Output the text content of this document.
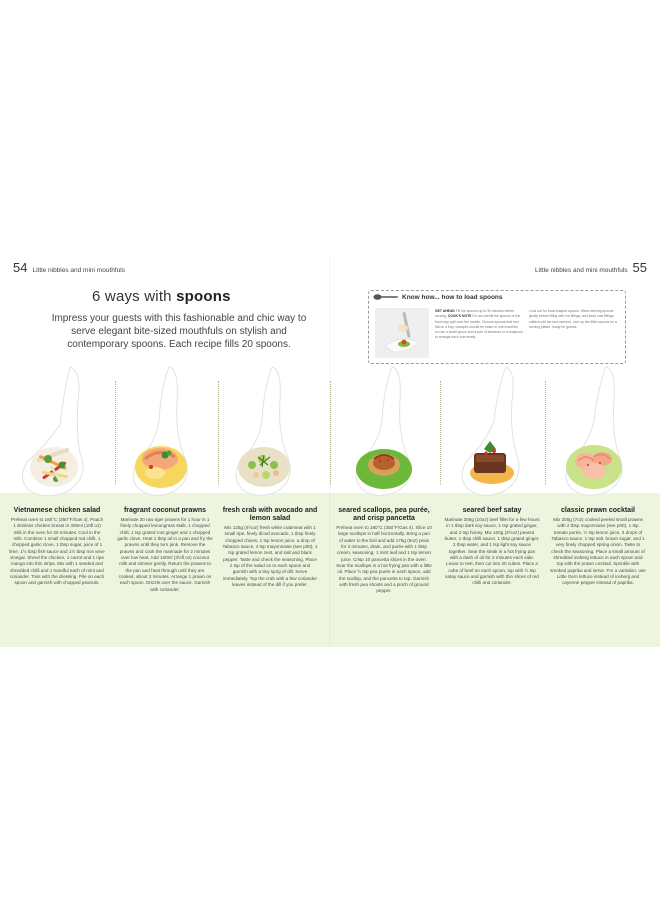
54 Little nibbles and mini mouthfuls	Little nibbles and mini mouthfuls 55
6 ways with spoons
Impress your guests with this fashionable and chic way to serve elegant bite-sized mouthfuls on stylish and contemporary spoons. Each recipe fills 20 spoons.
Know how... how to load spoons
GET AHEAD Fill the spoons up to 30 minutes before serving. COOK'S NOTE Do not overfill the spoons or the food may spill over the handle. Choose spoons that rest flat on a tray; canapés should be eaten in one mouthful, so use a small spoon and a pair of tweezers or a teaspoon to arrange each one neatly.
Look out for bowl-shaped spoons. Warm serving spoons gently before filling with hot fillings, and keep cold fillings chilled until the last moment. Line up the filled spoons on a serving platter, ready for guests.
Vietnamese chicken salad

Preheat oven to 180°C (350°F/Gas 4). Poach 1 skinless chicken breast in 300ml (10fl oz) milk in the oven for 20 minutes. Cool in the milk. Combine 1 small chopped red chilli, 1 chopped garlic clove, 1 tbsp sugar, juice of 1 lime, 1½ tbsp fish sauce and 1½ tbsp rice wine vinegar. Shred the chicken, 1 carrot and 1 ripe mango into thin strips. Mix with 1 seeded and shredded chilli and 1 handful each of mint and coriander. Toss with the dressing. Pile on each spoon and garnish with chopped peanuts.

fragrant coconut prawns

Marinate 20 raw tiger prawns for 1 hour in 1 finely chopped lemongrass stalk, 1 chopped chilli, 1 tsp grated root ginger and 1 chopped garlic clove. Heat 1 tbsp oil in a pan and fry the prawns until they turn pink. Remove the prawns and cook the marinade for 2 minutes over low heat. Add 100ml (3½fl oz) coconut milk and simmer gently. Return the prawns to the pan and heat through until they are cooked, about 3 minutes. Arrange 1 prawn on each spoon. Drizzle over the sauce. Garnish with coriander.

fresh crab with avocado and lemon salad

Mix 125g (4½oz) fresh white crabmeat with 1 small ripe, finely diced avocado, 1 tbsp finely chopped chives, 1 tsp lemon juice, a drop of Tabasco sauce, 4 tsp mayonnaise (see p00), 1 tsp grated lemon zest, and salt and black pepper. Taste and check the seasoning. Place 1 tsp of the salad on to each spoon and garnish with a tiny sprig of dill. Serve immediately. Top the crab with a few coriander leaves instead of the dill if you prefer.

seared scallops, pea purée, and crisp pancetta

Preheat oven to 180°C (350°F/Gas 4). Slice 10 large scallops in half horizontally. Bring a pan of water to the boil and add 175g (6oz) peas for 2 minutes, drain, and purée with 1 tbsp cream, seasoning, 1 mint leaf and 1 tsp lemon juice. Crisp 10 pancetta slices in the oven. Sear the scallops in a hot frying pan with a little oil. Place ½ tsp pea purée in each spoon, add the scallop, and the pancetta to top. Garnish with fresh pea shoots and a pinch of ground pepper.

seared beef satay

Marinate 300g (10oz) beef fillet for a few hours in 1 tbsp dark soy sauce, 1 tsp grated ginger, and 2 tsp honey. Mix 100g (3½oz) peanut butter, 1 tbsp chilli sauce, 1 tbsp grated ginger, 2 tbsp water, and 1 tsp light soy sauce together. Sear the steak in a hot frying pan with a dash of oil for 2 minutes each side. Leave to rest, then cut into 20 cubes. Place a cube of beef on each spoon, top with ½ tsp satay sauce and garnish with thin slices of red chilli and coriander.

classic prawn cocktail

Mix 200g (7oz) cooked peeled small prawns with 2 tbsp mayonnaise (see p00), 1 tsp tomato purée, ½ tsp lemon juice, 3 drops of Tabasco sauce, 1 tsp salt, brown sugar, and 1 very finely chopped spring onion. Taste to check the seasoning. Place a small amount of shredded iceberg lettuce in each spoon and top with the prawn cocktail. Sprinkle with smoked paprika and serve. For a variation, use Little Gem lettuce instead of iceberg and cayenne pepper instead of paprika.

--

Show the lines of the records that contain the word "Preheat".

Preheat oven to 180°C (350°F/Gas 4). Poach 1 skinless chicken breast in 300ml (10fl oz) milk in the oven for 20 minutes. Cool in the milk. Combine 1 small chopped red chilli, 1 chopped garlic clove, 1 tbsp sugar, juice of 1 lime, 1½ tbsp fish sauce and 1½ tbsp rice wine vinegar. Shred the chicken, 1 carrot and 1 ripe mango into thin strips. Mix with 1 seeded and shredded chilli and 1 handful each of mint and coriander. Toss with the dressing. Pile on each spoon and garnish with chopped peanuts.
Preheat oven to 180°C (350°F/Gas 4). Slice 10 large scallops in half horizontally. Bring a pan of water to the boil and add 175g (6oz) peas for 2 minutes, drain, and purée with 1 tbsp cream, seasoning, 1 mint leaf and 1 tsp lemon juice. Crisp 10 pancetta slices in the oven. Sear the scallops in a hot frying pan with a little oil. Place ½ tsp pea purée in each spoon, add the scallop, and the pancetta to top. Garnish with fresh pea shoots and a pinch of ground pepper.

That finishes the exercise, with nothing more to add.